### TEXTO DADO

+-------+

Por primera vez en las últimas décadas, desde finales de 2012 los beneficios empresariales en España superan a la suma de todos los salarios.
En 2006, antes del comienzo de la recesión, los salarios representaban el 47,3% del PIB, mientras que los beneficios de las empresas se quedaban en el 41,4%. Este hecho podría parecer motivo de alegría para directivos y accionistas, si no fuera porque en los países más avanzados de Europa sucede justo lo contrario. Es decir, un alto ratio beneficios/salarios es un indicador de menor desarrollo económico. Los salarios españoles están 3,7 puntos por debajo de la media europea, mientras que los beneficios están 6,8 puntos por encima. Curiosamente, el FMI sigue recomendando presionar a la baja los salarios de los españoles.

+-------+

### DATOS EXTRAÍDOS
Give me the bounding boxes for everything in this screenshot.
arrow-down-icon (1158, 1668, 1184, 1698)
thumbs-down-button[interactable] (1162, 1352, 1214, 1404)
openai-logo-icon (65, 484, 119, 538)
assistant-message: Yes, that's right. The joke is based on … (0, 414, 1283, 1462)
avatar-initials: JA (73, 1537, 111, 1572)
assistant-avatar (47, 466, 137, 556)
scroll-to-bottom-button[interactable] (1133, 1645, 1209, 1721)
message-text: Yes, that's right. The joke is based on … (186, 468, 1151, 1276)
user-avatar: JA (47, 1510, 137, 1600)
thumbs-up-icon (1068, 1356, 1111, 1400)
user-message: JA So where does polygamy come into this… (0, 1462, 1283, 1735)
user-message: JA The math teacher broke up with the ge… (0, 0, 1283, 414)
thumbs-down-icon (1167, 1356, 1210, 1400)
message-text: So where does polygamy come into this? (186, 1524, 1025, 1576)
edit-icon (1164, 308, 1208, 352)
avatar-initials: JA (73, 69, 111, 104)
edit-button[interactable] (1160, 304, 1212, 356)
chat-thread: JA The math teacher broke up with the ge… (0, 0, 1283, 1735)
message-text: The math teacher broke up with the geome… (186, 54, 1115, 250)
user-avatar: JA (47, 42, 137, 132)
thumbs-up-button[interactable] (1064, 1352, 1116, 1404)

+-------+

### EJERCICIOS
A. Actualiza el texto sobre beneficios y salarios en España: reescribe todo lo que va desde "Por primera vez" hasta "de los españoles." y pon "sueldos" en lugar de "salarios".
B. Prolonga el texto sobre beneficios y salarios en España a partir de su última frase.
Las líneas no hacen falta para resolver los ejercicios.

### SOLUCIONES
A.
Por primera vez en las últimas décadas, desde finales de 2012 los beneficios empresariales en España superan a la suma de todos los sueldos.
En 2006, antes del comienzo de la recesión, los sueldos representaban el 47,3% del PIB, mientras que los beneficios de las empresas se quedaban en el 41,4%. Este hecho podría parecer motivo de alegría para directivos y accionistas, si no fuera porque en los países más avanzados de Europa sucede justo lo contrario. Es decir, un alto ratio beneficios/sueldos es un indicador de menor desarrollo económico. Los sueldos españoles están 3,7 puntos por debajo de la media europea, mientras que los beneficios están 6,8 puntos por encima. Curiosamente, el FMI sigue recomendando presionar a la baja los sueldos de los españoles.

B.
El sector de las telecomunicaciones aparece aquí como una excepción, pues las malas noticias vienen por partida doble: no sólo se han perdido puestos de trabajo (más de 18.000 en los últimos 5 años) sino que además esta destrucción de empleo viene de la mano de una enorme erosión en los ingresos de las compañías, provocada no sólo por la crisis general sino también por una durísima competencia en precios. En consecuencia, las inversiones se han reducido un 29% en este último lustro. Estos datos pintan un panorama muy sombrío si consideramos además que los analistas siempre han señalado al hipersector TIC como estratégico y clave para la recuperación económica.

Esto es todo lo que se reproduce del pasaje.